INSTRUCTIONS TO FOLLOW »
Without leaving out a single line, copy the records exactly.

SUPPLIED RECORDS »
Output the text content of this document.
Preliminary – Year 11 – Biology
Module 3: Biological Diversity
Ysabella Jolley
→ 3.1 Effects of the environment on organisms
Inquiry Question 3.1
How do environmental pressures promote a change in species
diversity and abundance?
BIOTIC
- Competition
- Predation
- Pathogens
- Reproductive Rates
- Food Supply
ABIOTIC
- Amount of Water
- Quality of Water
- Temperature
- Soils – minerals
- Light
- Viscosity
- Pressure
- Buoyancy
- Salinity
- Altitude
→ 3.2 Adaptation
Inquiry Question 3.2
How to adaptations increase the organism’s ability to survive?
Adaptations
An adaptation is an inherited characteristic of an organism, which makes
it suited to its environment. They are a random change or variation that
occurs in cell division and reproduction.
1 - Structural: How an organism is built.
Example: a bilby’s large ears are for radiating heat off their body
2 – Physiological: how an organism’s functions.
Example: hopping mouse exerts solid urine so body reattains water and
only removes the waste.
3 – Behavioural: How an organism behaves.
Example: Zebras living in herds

EXERCISE RESPONSE »
Output the text content of this document.
Preliminary – Year 11 – Biology
Module 3: Biological Diversity
Ysabella Jolley
→ 3.1 Effects of the environment on organisms
Inquiry Question 3.1
How do environmental pressures promote a change in species
diversity and abundance?
BIOTIC
- Competition
- Predation
- Pathogens
- Reproductive Rates
- Food Supply
ABIOTIC
- Amount of Water
- Quality of Water
- Temperature
- Soils – minerals
- Light
- Viscosity
- Pressure
- Buoyancy
- Salinity
- Altitude
→ 3.2 Adaptation
Inquiry Question 3.2
How to adaptations increase the organism’s ability to survive?
Adaptations
An adaptation is an inherited characteristic of an organism, which makes
it suited to its environment. They are a random change or variation that
occurs in cell division and reproduction.
1 - Structural: How an organism is built.
Example: a bilby’s large ears are for radiating heat off their body
2 – Physiological: how an organism’s functions.
Example: hopping mouse exerts solid urine so body reattains water and
only removes the waste.
3 – Behavioural: How an organism behaves.
Example: Zebras living in herds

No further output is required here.